Return every record exactly as written.

## BEGIN

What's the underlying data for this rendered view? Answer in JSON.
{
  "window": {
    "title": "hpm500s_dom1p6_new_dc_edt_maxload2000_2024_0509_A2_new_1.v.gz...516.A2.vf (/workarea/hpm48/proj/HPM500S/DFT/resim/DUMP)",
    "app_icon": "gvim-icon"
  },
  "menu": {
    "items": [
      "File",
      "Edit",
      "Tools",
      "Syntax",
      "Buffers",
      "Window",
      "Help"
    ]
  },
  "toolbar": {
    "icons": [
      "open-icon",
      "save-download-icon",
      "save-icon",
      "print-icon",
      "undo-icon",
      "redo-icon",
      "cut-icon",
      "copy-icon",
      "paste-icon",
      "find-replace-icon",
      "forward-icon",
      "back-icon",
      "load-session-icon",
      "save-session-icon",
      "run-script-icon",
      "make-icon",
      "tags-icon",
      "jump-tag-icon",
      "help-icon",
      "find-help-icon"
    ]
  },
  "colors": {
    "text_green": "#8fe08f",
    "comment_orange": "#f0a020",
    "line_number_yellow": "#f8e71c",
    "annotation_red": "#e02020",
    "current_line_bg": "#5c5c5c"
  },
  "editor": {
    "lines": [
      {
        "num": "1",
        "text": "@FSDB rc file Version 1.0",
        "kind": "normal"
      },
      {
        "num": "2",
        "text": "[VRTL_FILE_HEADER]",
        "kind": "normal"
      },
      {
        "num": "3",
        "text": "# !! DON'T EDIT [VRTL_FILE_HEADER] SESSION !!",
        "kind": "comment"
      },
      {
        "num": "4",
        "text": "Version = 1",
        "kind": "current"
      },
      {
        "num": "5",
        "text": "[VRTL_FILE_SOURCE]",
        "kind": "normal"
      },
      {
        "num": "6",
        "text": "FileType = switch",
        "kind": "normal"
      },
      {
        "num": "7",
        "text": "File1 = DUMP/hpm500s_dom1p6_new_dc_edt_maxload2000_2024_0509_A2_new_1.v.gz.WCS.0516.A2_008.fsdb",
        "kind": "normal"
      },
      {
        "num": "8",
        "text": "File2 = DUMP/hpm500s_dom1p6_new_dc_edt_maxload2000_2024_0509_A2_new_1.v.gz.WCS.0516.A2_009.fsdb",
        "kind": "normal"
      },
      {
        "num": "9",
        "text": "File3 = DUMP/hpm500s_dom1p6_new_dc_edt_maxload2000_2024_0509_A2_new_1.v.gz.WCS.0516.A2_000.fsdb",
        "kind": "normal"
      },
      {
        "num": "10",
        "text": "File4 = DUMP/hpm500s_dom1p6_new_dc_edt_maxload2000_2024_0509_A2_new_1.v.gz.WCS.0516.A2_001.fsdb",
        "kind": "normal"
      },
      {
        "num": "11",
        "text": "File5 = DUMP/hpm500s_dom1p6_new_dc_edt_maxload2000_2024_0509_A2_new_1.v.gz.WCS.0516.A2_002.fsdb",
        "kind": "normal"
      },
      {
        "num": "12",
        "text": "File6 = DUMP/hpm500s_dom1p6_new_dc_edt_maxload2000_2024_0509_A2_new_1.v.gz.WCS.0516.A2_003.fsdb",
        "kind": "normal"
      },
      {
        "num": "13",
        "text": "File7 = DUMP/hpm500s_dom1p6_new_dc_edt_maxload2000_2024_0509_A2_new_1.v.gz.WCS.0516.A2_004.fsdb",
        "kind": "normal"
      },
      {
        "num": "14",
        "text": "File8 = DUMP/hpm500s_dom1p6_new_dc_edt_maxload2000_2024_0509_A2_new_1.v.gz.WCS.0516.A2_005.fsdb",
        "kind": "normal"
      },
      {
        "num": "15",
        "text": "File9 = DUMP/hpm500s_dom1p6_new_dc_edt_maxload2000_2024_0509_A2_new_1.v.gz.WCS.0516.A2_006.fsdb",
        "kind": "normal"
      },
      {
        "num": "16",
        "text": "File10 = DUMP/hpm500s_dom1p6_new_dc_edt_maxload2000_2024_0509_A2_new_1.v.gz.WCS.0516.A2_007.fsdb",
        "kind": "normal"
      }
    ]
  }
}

## END

The output -
What's the underlying data for this rendered view? Answer in JSON.
{
  "window": {
    "title": "hpm500s_dom1p6_new_dc_edt_maxload2000_2024_0509_A2_new_1.v.gz...516.A2.vf (/workarea/hpm48/proj/HPM500S/DFT/resim/DUMP)",
    "app_icon": "gvim-icon"
  },
  "menu": {
    "items": [
      "File",
      "Edit",
      "Tools",
      "Syntax",
      "Buffers",
      "Window",
      "Help"
    ]
  },
  "toolbar": {
    "icons": [
      "open-icon",
      "save-download-icon",
      "save-icon",
      "print-icon",
      "undo-icon",
      "redo-icon",
      "cut-icon",
      "copy-icon",
      "paste-icon",
      "find-replace-icon",
      "forward-icon",
      "back-icon",
      "load-session-icon",
      "save-session-icon",
      "run-script-icon",
      "make-icon",
      "tags-icon",
      "jump-tag-icon",
      "help-icon",
      "find-help-icon"
    ]
  },
  "colors": {
    "text_green": "#8fe08f",
    "comment_orange": "#f0a020",
    "line_number_yellow": "#f8e71c",
    "annotation_red": "#e02020",
    "current_line_bg": "#5c5c5c"
  },
  "editor": {
    "lines": [
      {
        "num": "1",
        "text": "@FSDB rc file Version 1.0",
        "kind": "normal"
      },
      {
        "num": "2",
        "text": "[VRTL_FILE_HEADER]",
        "kind": "normal"
      },
      {
        "num": "3",
        "text": "# !! DON'T EDIT [VRTL_FILE_HEADER] SESSION !!",
        "kind": "comment"
      },
      {
        "num": "4",
        "text": "Version = 1",
        "kind": "current"
      },
      {
        "num": "5",
        "text": "[VRTL_FILE_SOURCE]",
        "kind": "normal"
      },
      {
        "num": "6",
        "text": "FileType = switch",
        "kind": "normal"
      },
      {
        "num": "7",
        "text": "File1 = DUMP/hpm500s_dom1p6_new_dc_edt_maxload2000_2024_0509_A2_new_1.v.gz.WCS.0516.A2_008.fsdb",
        "kind": "normal"
      },
      {
        "num": "8",
        "text": "File2 = DUMP/hpm500s_dom1p6_new_dc_edt_maxload2000_2024_0509_A2_new_1.v.gz.WCS.0516.A2_009.fsdb",
        "kind": "normal"
      },
      {
        "num": "9",
        "text": "File3 = DUMP/hpm500s_dom1p6_new_dc_edt_maxload2000_2024_0509_A2_new_1.v.gz.WCS.0516.A2_000.fsdb",
        "kind": "normal"
      },
      {
        "num": "10",
        "text": "File4 = DUMP/hpm500s_dom1p6_new_dc_edt_maxload2000_2024_0509_A2_new_1.v.gz.WCS.0516.A2_001.fsdb",
        "kind": "normal"
      },
      {
        "num": "11",
        "text": "File5 = DUMP/hpm500s_dom1p6_new_dc_edt_maxload2000_2024_0509_A2_new_1.v.gz.WCS.0516.A2_002.fsdb",
        "kind": "normal"
      },
      {
        "num": "12",
        "text": "File6 = DUMP/hpm500s_dom1p6_new_dc_edt_maxload2000_2024_0509_A2_new_1.v.gz.WCS.0516.A2_003.fsdb",
        "kind": "normal"
      },
      {
        "num": "13",
        "text": "File7 = DUMP/hpm500s_dom1p6_new_dc_edt_maxload2000_2024_0509_A2_new_1.v.gz.WCS.0516.A2_004.fsdb",
        "kind": "normal"
      },
      {
        "num": "14",
        "text": "File8 = DUMP/hpm500s_dom1p6_new_dc_edt_maxload2000_2024_0509_A2_new_1.v.gz.WCS.0516.A2_005.fsdb",
        "kind": "normal"
      },
      {
        "num": "15",
        "text": "File9 = DUMP/hpm500s_dom1p6_new_dc_edt_maxload2000_2024_0509_A2_new_1.v.gz.WCS.0516.A2_006.fsdb",
        "kind": "normal"
      },
      {
        "num": "16",
        "text": "File10 = DUMP/hpm500s_dom1p6_new_dc_edt_maxload2000_2024_0509_A2_new_1.v.gz.WCS.0516.A2_007.fsdb",
        "kind": "normal"
      }
    ]
  }
}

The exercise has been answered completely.